Consigne
Restituez mot pour mot l'intégralité du texte consacré à Ben Bernanke et à la Réserve fédérale.

Texte
☆ ☆ ☆ ☆
La FED change de tête : et les casse-têtes et les fed-ups changent-ils? …

Ben Bernanke. Je soupçonne que ce nom est totalement inconnu pour la majorité des Français, tout autant d’ailleurs que celui de son prédécesseur – Alan Greenspan – auquel il succéda à la tête de la Réserve fédérale américaine le 31 janvier 2006, et que Janet Yellen, qui prendra sa suite fin janvier 2014. Pour les milieux financiers, au contraire, il est certainement le personnage au monde le plus important, et pour cause : c’est lui qui décide de la politique monétaire des États-Unis ou, pour simplifier, de la quantité de dollars en circulation. Régulièrement classé par le magazine Forbes parmi les 10 premières personnalités les plus influentes de la planète, désigné homme de l’année en 2009 par Time Magazine, il aurait tout aussi bien pu revendiquer cet honneur en 2013, puisque avant lui jamais le patrimoine des « riches » n’avait atteint de tels sommets. L’indécence a aussi ses limites.
☆ ☆ ☆ ☆
[Entrées de données enregistrées]

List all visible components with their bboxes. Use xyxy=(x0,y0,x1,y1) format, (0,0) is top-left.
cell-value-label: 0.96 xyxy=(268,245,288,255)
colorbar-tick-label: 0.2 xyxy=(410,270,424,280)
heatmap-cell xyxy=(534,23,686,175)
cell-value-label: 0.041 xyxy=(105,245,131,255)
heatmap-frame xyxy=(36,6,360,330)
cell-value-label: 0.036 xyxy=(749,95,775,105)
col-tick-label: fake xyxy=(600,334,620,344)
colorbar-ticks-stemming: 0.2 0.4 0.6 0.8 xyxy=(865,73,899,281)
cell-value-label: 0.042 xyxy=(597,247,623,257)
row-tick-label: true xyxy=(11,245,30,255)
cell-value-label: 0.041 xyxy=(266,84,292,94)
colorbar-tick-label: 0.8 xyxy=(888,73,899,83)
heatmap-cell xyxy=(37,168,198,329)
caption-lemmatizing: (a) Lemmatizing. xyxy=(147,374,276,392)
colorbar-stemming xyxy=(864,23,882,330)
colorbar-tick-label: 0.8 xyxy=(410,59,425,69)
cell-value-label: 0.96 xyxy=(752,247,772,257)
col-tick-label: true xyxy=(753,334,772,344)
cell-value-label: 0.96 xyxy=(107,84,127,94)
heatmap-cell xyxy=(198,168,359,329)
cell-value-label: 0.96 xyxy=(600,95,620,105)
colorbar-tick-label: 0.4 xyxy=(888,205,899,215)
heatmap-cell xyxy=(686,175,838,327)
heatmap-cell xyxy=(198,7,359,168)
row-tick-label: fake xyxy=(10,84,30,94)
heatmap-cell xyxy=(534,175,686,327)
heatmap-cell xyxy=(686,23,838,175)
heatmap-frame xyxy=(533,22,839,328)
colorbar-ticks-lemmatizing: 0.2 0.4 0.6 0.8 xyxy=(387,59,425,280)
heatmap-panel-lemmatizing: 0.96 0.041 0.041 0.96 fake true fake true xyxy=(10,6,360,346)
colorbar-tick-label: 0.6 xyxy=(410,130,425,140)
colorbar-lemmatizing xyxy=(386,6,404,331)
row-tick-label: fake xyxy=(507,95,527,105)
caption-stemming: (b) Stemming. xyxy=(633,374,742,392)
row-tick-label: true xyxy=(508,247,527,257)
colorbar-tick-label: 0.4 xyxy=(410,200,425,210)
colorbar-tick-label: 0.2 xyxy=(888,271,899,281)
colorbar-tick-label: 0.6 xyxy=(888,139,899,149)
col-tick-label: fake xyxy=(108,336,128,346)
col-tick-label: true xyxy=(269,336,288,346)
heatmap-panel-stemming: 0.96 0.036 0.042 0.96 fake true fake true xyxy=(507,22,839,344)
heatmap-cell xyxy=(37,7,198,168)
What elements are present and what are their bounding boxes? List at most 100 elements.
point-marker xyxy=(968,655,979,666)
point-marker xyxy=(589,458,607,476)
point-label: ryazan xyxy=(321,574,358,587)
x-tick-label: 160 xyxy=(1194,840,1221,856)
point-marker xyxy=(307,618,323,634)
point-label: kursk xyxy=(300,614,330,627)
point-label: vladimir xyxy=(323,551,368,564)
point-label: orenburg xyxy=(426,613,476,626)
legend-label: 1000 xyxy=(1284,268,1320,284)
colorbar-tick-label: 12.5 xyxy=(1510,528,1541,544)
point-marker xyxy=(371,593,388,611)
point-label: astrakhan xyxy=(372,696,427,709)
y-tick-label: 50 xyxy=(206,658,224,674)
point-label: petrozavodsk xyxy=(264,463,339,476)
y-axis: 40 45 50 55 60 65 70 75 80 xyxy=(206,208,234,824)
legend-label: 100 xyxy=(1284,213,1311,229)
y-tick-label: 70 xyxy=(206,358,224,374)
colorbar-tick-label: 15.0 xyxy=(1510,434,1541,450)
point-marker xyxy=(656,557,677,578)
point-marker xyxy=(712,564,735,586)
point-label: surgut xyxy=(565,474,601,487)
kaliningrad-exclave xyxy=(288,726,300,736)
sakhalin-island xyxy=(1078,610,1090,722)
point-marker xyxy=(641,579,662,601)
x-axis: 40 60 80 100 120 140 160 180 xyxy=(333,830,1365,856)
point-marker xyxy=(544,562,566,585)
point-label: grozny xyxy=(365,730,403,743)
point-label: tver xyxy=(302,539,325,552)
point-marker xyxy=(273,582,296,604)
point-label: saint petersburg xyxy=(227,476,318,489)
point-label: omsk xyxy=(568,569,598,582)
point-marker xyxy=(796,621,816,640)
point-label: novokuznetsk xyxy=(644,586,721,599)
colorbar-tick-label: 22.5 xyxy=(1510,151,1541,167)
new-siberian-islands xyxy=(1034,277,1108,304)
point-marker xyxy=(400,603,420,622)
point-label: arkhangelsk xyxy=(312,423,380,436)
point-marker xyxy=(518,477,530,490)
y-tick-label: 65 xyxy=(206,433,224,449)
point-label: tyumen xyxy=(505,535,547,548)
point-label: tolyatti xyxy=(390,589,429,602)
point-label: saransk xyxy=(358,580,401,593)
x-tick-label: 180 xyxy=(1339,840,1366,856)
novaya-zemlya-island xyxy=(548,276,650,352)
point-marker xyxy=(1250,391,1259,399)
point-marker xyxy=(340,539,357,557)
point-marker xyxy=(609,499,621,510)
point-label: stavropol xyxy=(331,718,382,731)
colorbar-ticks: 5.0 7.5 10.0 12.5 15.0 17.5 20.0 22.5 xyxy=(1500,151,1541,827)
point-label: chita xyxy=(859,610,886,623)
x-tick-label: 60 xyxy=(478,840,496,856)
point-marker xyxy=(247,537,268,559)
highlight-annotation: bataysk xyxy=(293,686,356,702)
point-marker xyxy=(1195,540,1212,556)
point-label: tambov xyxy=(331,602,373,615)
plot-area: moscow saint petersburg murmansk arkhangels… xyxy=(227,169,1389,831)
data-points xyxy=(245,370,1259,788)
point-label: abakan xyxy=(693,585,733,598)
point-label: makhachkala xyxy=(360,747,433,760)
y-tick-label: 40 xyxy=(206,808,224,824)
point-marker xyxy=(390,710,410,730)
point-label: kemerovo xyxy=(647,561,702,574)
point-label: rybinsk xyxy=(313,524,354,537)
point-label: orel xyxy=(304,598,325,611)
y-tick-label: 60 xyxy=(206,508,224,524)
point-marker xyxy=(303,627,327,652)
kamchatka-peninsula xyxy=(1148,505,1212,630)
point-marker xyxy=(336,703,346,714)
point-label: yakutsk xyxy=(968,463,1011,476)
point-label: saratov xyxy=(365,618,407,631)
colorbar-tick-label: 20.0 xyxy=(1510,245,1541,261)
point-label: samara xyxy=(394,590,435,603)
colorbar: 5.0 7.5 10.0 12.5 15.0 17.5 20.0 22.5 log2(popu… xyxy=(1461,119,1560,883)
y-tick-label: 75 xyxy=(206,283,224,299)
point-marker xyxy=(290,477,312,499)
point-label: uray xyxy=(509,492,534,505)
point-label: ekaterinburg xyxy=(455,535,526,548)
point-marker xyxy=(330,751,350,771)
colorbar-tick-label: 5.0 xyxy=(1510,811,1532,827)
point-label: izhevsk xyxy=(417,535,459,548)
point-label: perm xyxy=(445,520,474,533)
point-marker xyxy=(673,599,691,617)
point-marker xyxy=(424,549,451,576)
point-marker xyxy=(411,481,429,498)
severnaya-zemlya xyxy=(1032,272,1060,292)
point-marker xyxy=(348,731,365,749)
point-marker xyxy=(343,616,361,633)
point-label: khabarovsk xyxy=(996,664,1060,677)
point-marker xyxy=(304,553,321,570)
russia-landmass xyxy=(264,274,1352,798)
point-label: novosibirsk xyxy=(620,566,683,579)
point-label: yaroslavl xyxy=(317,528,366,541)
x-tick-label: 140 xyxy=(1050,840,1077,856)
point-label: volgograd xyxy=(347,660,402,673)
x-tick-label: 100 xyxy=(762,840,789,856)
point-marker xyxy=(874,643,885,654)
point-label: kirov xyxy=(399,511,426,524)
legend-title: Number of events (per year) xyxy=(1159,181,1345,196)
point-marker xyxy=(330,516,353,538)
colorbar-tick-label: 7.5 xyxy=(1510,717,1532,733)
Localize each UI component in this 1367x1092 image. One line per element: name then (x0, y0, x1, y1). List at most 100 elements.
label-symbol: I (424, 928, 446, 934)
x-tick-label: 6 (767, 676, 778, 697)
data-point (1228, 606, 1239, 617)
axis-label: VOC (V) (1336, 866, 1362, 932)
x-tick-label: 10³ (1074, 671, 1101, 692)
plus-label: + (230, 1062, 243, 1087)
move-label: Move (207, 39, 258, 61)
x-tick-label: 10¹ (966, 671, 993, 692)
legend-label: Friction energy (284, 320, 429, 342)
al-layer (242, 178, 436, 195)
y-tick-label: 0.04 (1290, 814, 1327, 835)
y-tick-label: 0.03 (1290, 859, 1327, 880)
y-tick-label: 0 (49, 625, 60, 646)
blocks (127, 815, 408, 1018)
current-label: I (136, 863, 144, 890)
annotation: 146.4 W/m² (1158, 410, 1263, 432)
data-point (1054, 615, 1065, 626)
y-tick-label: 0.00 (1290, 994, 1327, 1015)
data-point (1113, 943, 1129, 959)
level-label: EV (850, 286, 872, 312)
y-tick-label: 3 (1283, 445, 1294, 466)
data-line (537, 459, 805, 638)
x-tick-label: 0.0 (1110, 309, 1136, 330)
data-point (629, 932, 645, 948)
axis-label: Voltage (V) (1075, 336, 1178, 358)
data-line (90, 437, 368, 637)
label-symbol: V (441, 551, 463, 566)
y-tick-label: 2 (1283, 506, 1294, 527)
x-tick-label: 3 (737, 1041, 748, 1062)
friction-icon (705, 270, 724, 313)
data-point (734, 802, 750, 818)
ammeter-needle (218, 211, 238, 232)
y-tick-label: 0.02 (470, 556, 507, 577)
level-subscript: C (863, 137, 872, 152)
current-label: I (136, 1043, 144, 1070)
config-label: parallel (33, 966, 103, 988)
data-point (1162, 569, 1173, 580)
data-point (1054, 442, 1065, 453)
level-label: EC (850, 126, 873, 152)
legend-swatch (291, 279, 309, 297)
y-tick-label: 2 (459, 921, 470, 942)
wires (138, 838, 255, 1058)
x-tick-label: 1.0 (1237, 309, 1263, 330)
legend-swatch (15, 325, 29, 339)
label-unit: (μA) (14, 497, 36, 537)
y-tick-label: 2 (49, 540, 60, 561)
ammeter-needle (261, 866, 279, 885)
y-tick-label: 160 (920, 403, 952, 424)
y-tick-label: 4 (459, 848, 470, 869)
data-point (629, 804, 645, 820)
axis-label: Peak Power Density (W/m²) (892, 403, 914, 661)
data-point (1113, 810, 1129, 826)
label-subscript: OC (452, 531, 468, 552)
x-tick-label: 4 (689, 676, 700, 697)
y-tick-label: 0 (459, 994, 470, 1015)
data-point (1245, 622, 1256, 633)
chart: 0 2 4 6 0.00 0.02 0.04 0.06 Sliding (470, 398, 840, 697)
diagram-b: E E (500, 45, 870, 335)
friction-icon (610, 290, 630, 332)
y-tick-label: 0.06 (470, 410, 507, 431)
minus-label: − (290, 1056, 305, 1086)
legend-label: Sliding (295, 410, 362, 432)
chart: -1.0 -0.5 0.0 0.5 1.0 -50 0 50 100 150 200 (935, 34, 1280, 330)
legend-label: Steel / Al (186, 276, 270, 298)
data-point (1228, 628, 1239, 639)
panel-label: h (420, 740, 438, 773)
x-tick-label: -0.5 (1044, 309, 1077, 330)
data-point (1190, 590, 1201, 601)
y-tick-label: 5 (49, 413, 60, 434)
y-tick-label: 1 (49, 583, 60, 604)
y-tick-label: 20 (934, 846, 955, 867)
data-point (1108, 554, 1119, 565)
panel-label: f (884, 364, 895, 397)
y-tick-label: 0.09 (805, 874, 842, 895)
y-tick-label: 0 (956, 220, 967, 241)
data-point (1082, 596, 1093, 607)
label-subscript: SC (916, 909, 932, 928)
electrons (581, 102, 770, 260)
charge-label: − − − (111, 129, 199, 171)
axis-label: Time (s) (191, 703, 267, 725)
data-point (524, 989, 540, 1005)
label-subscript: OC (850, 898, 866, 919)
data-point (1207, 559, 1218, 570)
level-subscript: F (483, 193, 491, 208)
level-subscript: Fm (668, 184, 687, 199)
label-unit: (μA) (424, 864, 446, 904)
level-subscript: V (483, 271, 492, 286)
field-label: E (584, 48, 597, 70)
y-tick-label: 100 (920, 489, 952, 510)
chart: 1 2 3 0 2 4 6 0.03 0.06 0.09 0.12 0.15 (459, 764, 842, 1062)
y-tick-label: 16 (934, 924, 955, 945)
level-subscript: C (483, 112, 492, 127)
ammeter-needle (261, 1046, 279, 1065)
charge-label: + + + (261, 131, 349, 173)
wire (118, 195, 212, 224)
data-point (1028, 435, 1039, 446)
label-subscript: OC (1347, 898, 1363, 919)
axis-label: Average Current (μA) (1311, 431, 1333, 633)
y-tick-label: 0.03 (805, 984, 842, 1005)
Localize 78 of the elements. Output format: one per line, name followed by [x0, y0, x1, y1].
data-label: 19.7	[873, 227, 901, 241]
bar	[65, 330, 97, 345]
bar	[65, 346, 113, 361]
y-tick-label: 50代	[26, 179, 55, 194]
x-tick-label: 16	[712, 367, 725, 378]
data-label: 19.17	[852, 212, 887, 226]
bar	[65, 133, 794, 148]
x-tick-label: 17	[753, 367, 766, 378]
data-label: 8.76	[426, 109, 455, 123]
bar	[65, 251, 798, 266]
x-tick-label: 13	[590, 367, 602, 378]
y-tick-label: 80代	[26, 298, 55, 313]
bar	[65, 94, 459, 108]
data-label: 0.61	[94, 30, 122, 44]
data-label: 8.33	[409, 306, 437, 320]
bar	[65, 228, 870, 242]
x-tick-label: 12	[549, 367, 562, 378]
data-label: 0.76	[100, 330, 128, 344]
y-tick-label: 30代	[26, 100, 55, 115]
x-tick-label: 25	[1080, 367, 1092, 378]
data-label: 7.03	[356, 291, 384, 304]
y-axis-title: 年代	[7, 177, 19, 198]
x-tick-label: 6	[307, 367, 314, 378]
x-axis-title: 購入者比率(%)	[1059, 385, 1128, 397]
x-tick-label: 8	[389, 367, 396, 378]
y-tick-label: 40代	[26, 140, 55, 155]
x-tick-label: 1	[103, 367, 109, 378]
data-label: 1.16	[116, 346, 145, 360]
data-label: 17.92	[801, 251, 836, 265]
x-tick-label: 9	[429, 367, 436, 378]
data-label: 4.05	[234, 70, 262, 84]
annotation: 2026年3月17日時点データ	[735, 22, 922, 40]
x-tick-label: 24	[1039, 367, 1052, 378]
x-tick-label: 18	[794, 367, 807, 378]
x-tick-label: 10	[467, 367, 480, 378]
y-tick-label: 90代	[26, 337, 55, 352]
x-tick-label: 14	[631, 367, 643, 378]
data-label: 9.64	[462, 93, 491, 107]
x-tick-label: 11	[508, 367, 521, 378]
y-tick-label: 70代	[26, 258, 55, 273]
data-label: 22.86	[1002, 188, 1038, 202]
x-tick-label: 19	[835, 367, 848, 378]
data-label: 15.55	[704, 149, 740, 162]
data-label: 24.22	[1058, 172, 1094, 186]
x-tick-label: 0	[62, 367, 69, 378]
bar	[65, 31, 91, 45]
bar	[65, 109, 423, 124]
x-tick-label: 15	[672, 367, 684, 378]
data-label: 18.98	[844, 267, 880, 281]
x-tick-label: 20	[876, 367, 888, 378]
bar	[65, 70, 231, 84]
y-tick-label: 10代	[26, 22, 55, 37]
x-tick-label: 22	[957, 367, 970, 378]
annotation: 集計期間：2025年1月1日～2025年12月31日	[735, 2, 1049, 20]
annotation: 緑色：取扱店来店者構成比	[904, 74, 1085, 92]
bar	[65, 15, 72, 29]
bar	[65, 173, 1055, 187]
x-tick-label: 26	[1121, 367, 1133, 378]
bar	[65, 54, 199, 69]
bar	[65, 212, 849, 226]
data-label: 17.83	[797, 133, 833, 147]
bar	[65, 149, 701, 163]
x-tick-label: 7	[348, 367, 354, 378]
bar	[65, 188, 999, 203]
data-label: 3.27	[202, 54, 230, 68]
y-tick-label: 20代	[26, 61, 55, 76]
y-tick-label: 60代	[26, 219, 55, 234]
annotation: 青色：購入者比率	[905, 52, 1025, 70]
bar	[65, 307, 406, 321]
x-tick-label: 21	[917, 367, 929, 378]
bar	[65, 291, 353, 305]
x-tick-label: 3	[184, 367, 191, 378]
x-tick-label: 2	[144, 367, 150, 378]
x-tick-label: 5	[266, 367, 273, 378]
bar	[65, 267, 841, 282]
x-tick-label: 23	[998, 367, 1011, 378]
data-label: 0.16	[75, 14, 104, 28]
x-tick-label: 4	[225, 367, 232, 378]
☆ ☆ ☆ ☆
Réponse
La FED change de tête : et les casse-têtes et les fed-ups changent-ils? …

Ben Bernanke. Je soupçonne que ce nom est totalement inconnu pour la majorité des Français, tout autant d’ailleurs que celui de son prédécesseur – Alan Greenspan – auquel il succéda à la tête de la Réserve fédérale américaine le 31 janvier 2006, et que Janet Yellen, qui prendra sa suite fin janvier 2014. Pour les milieux financiers, au contraire, il est certainement le personnage au monde le plus important, et pour cause : c’est lui qui décide de la politique monétaire des États-Unis ou, pour simplifier, de la quantité de dollars en circulation. Régulièrement classé par le magazine Forbes parmi les 10 premières personnalités les plus influentes de la planète, désigné homme de l’année en 2009 par Time Magazine, il aurait tout aussi bien pu revendiquer cet honneur en 2013, puisque avant lui jamais le patrimoine des « riches » n’avait atteint de tels sommets. L’indécence a aussi ses limites.